**** Text segment

Corbett: ABC's fake video news is tip of iceberg

https://d.tube/#!/v/corbettreport/2xvm22ggf4z

Alternative media commentator James Corbett said the establishment media system has no credibility to lose and mocked commentator Greta Van Susteren for lamenting ABC's lapse as coming from a hypocritical "liar."

Yahoo News barely pretends to be objective
I use Yahoo for one of my email accounts (Krypto783@yahoo.com) and so see Yahoo's home page frequently. Aside from playing up a lot of "women's interest" news, Yahoo can be relied upon to lead with anything that makes it look as though Trump is losing politically and the get-Trump crowd is prevailing.

We must attribute this attitude to the parent company, Verizon Media (which also owns the liberal HuffPost).

Example of slanted coverage
In an Oct. 19 lead Yahoo story by  Sharon Bernstein  about a war of words between Democratic presidential aspirant Tulsi Gabbard and Hillary Clinton, the reporter repeatedly tags Gabbard as a "favorite" of Russian state media and "its surrogates," whoever they are. This in fact is Clinton's accusation.

The Hawaii congresswoman and military veteran is fuming over these charges. While it is fair to report on Clinton's accusations, it is nothing but a smear to repeat them as known facts. How would Bernstein like to be characterized as a "favorite" smear artist for the Deep State? Not.


Branding someone a Russian puppet because she favors a U.S. military drawdown in Syria -- as does Russia -- promotes the idea that Russia is now in control of what Americans may say. Thank you Hillary and your Reuters ally, Sharon.


Even worse, in the eyes of the Reuters reporter, some people at Fox News are giving Tulsi a partial thumbs up. Hence, that makes her a Russian puppet and Fox icon -- meaning that Hillary's ally Sharon is trying to help Hillary delegitimize Tulsi as a proper Democrat.  And the Yahoo editor agrees.


Verizon's CEO is Hans Vestberg, a Swedish businessman. Previously, Vestberg served as chief technical officer of Verizon. Before that he was CEO of the Swedish telecom Ericsson and was active in Swedish sports administration.

I searched Google, Bing and DuckDuckGo trying to find the name of Yahoo's top managers. But all that was available was the fact that Marissa Mayer was bounced from the CEO spot in 2017. Are the top bananas in hiding? What are they? La Cosa Nostra?

********

> [What is required] Extend the post about slanted Yahoo News coverage, picking up right after its final sentence.

**** Supplied entries

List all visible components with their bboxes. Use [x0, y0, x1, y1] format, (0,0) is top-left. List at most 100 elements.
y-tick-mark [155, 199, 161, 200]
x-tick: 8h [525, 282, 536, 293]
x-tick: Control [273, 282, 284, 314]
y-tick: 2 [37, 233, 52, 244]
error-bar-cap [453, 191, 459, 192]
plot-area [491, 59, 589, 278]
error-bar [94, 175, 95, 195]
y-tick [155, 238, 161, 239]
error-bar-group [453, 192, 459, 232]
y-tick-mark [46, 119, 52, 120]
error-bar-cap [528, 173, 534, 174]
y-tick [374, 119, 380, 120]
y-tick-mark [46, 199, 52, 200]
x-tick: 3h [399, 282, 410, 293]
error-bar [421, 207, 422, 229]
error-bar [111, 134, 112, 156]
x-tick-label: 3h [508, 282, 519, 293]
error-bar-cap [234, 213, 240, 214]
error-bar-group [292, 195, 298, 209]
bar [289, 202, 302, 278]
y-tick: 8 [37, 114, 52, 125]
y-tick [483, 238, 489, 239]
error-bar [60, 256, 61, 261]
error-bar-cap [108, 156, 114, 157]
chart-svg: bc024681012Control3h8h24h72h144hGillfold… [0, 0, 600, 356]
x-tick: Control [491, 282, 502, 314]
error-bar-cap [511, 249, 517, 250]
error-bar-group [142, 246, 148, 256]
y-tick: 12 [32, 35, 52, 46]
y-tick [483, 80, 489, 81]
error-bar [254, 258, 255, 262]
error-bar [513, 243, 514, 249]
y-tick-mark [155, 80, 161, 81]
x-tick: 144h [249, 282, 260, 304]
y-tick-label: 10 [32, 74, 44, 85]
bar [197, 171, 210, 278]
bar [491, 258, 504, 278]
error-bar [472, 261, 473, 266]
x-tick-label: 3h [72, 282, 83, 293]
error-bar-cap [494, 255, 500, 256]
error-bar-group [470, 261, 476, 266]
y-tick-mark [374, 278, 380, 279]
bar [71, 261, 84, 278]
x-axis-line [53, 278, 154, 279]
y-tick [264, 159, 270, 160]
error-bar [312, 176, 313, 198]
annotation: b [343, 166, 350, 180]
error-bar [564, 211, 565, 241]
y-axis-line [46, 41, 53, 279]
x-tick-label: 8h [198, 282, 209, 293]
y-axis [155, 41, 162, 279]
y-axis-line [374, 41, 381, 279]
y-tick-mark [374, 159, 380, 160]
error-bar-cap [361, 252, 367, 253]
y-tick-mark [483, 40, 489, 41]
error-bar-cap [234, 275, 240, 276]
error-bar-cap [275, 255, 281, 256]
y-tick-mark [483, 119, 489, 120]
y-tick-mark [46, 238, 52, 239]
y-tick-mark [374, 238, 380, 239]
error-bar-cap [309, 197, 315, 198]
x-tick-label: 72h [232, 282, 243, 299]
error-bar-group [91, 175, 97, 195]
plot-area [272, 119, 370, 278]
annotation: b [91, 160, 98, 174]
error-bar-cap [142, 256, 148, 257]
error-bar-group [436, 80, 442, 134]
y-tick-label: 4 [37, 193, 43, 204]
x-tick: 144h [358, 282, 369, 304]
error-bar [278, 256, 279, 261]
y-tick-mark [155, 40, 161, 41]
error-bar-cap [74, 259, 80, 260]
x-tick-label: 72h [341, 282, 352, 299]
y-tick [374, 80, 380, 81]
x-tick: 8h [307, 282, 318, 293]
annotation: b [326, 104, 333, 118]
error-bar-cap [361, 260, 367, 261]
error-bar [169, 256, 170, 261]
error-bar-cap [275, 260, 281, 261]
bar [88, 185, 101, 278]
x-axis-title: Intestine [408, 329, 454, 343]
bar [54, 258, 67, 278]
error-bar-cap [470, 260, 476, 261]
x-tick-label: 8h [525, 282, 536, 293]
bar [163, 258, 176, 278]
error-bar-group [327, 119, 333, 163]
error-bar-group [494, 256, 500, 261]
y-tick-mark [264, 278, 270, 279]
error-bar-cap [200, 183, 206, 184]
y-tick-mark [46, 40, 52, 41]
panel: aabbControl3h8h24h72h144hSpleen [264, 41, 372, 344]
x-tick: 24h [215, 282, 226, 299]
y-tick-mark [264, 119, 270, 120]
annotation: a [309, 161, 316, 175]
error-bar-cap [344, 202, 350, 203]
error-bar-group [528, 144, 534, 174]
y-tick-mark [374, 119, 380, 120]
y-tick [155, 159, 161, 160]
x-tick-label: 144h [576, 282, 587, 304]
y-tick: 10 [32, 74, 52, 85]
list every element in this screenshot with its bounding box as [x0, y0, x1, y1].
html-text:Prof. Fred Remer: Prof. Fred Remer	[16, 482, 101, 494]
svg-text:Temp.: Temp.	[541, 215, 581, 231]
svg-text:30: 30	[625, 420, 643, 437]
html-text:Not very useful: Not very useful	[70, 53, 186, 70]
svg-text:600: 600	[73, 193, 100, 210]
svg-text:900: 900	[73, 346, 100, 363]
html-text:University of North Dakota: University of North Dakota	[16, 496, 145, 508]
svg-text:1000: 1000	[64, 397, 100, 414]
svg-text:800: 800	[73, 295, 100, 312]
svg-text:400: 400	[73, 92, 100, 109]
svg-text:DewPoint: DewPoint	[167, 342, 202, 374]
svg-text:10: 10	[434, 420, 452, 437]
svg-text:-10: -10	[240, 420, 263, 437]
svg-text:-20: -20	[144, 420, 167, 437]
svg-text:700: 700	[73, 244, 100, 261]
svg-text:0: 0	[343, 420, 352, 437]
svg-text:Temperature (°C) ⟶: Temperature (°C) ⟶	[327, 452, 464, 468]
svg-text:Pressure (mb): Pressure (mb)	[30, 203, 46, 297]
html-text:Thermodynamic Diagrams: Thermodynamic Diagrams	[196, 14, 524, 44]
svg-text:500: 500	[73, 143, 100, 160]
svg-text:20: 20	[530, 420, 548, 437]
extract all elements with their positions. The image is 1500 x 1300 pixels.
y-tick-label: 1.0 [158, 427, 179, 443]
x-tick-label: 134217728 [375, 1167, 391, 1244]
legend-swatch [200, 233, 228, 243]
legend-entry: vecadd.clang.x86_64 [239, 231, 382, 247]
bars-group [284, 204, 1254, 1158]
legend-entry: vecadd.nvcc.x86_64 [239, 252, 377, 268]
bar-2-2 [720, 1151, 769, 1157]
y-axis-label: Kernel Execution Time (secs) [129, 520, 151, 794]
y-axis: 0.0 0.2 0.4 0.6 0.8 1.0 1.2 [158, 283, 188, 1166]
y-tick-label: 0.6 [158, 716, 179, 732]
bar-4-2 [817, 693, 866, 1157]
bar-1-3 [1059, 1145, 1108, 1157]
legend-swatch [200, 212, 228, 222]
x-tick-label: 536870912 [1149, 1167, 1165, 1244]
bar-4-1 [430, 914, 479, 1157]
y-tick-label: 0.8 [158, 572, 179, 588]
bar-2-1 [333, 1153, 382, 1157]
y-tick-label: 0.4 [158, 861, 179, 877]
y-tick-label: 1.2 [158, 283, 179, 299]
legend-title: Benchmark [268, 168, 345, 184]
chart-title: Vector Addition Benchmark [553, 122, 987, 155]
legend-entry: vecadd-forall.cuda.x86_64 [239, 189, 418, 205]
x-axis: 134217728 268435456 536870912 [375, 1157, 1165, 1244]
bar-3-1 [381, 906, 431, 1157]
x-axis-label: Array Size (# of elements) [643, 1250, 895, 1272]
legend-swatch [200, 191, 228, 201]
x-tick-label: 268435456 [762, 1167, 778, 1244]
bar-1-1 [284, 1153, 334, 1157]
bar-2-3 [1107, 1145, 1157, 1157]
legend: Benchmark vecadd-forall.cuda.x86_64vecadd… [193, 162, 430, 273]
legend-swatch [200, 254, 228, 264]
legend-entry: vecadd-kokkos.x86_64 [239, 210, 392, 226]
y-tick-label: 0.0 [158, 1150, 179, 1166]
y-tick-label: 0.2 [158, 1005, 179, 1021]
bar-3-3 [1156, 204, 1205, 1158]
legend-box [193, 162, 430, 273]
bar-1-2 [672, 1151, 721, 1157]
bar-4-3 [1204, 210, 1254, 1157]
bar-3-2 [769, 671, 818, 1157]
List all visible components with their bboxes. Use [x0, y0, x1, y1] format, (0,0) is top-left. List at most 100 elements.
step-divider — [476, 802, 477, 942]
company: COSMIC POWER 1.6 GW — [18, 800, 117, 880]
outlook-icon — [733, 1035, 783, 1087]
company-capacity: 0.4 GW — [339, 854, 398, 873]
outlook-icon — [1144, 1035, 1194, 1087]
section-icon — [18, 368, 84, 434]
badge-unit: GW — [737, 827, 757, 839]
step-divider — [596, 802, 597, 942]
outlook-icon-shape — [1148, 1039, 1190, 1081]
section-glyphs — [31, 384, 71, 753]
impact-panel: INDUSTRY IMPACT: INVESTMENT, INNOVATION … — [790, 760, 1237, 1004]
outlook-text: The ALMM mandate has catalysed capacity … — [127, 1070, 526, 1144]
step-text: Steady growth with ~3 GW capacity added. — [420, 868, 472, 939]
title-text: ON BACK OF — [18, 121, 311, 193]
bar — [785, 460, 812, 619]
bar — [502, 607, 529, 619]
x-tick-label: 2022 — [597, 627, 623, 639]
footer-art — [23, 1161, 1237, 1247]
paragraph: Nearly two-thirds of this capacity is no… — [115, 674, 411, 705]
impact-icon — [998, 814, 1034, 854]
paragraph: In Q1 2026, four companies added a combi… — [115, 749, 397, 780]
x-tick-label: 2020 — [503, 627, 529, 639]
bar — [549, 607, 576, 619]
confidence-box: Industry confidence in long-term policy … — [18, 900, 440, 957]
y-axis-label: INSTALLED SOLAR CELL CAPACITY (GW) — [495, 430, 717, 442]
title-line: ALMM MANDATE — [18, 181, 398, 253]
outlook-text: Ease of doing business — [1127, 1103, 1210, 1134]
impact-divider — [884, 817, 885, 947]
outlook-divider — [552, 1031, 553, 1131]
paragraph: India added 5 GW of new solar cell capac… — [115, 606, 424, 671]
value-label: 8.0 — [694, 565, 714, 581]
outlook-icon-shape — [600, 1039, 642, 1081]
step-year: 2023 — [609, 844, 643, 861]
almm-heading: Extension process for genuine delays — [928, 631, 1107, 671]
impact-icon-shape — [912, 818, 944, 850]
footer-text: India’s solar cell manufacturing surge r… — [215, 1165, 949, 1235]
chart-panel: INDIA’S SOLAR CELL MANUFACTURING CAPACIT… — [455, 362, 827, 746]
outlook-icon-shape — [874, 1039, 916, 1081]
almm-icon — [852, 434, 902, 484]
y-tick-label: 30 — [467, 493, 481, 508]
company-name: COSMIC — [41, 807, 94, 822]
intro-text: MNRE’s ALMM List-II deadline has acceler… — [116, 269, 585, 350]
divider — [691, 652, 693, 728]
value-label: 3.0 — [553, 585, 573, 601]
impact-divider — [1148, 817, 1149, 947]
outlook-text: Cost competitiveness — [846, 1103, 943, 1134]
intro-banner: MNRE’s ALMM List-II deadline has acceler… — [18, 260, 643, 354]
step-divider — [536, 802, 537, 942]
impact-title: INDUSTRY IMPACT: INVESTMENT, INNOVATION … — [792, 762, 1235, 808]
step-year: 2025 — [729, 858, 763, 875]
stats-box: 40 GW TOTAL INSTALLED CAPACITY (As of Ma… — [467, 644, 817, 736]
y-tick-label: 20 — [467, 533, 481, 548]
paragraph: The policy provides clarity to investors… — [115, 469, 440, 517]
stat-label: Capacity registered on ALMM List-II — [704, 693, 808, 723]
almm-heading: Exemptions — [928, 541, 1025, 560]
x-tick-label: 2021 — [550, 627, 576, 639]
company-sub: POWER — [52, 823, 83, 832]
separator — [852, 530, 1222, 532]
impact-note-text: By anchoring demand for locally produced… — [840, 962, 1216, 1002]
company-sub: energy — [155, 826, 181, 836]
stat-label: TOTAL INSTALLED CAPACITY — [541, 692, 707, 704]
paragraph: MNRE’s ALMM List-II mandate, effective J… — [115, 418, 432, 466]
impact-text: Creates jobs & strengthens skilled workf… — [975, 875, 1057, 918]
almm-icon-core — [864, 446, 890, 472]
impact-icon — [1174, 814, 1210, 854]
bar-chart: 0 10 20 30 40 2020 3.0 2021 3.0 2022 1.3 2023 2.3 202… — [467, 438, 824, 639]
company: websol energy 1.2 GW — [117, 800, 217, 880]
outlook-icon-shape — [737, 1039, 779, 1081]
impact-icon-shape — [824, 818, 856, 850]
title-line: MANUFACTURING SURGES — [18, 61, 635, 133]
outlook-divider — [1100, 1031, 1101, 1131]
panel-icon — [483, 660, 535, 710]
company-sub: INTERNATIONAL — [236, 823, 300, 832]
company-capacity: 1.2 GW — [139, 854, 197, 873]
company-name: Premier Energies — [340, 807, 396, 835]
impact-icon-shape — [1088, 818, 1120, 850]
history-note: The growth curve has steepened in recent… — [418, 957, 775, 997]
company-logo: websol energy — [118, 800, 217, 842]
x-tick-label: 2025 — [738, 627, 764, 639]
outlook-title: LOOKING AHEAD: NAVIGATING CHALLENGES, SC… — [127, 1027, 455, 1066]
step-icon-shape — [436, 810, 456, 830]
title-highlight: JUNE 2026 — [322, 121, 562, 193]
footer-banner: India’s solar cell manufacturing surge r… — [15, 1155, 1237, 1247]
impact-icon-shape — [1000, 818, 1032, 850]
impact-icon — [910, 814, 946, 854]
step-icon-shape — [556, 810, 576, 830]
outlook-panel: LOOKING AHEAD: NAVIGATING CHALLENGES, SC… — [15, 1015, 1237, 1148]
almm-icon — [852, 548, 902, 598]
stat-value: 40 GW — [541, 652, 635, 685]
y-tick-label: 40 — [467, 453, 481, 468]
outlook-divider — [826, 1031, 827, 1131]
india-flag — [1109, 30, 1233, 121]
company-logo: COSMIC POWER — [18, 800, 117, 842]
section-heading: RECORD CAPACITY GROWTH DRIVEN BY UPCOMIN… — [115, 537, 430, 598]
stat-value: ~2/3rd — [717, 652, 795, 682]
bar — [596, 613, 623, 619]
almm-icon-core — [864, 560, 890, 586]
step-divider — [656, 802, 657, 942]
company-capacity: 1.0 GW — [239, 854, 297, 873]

********

> [Result for this exercise]
Some of the other digital brands under Verizon Media are AOL, Autoblog, Built By Girls, Engadget, Flurry, HuffPost, Kanvas, MAKERS Women, Rivals.com, RYOT, TechCrunch, Verizon Digital Media Services.

From CNN (another Trump-is-always-wrong-no-matter-what basher), we learn that the Top 10 Owners of Verizon Communications Inc. are

The Vanguard Group Inc., stake 7.70%
BlackRock Fund Advisors 4.88%
SSgA Funds Management, Inc. 3.93%
Wellington Management Co. LLP 2.90%
Geode Capital Management LLC1. 43%
Capital Research & Management Co. 1.43%
Northern Trust Investments, Inc. 1.30%
Norges Bank Investment Management 1.01%
Fidelity Management & Research Co. 0.98%
Capital Research & Management Co. 0.94%

Top 10 Mutual Funds Holding Verizon Communications Inc.:

Vanguard, stake 2.79%;
Vanguard 500 Index Fund 1.99%
SPDR S&P 500 ETF 1.10%
Vanguard Wellington Fund 1.08%
Government Pension Fund - Global 1.01%
Vanguard Institutional Index Fund 0.92%
Washington Mutual Investors Fund 0.92%
Fidelity 500 Index Fund 0.83%
iShares Core S&P 500 ETF 0.75%
American Funds Income Fund of America 0.72%

A tally of all the "Vanguard" entities shows a total stake of 14.48% in Verizon. If the Wellington fund is included, the total rises to 17.38%. In either case, it appears that Vanguard holds a controlling interest in Verizon, and hence Yahoo.

Mortimer J. Buckley is chairman and chief executive officer of Vanguard. Buckley joined Vanguard in 1991 and has held a number of senior leadership positions, including chief information officer. He has served as chairman of the board of Children's Hospital of Philadelphia. He holds an A.B. in economics from Harvard College and an M.B.A. from Harvard Business School.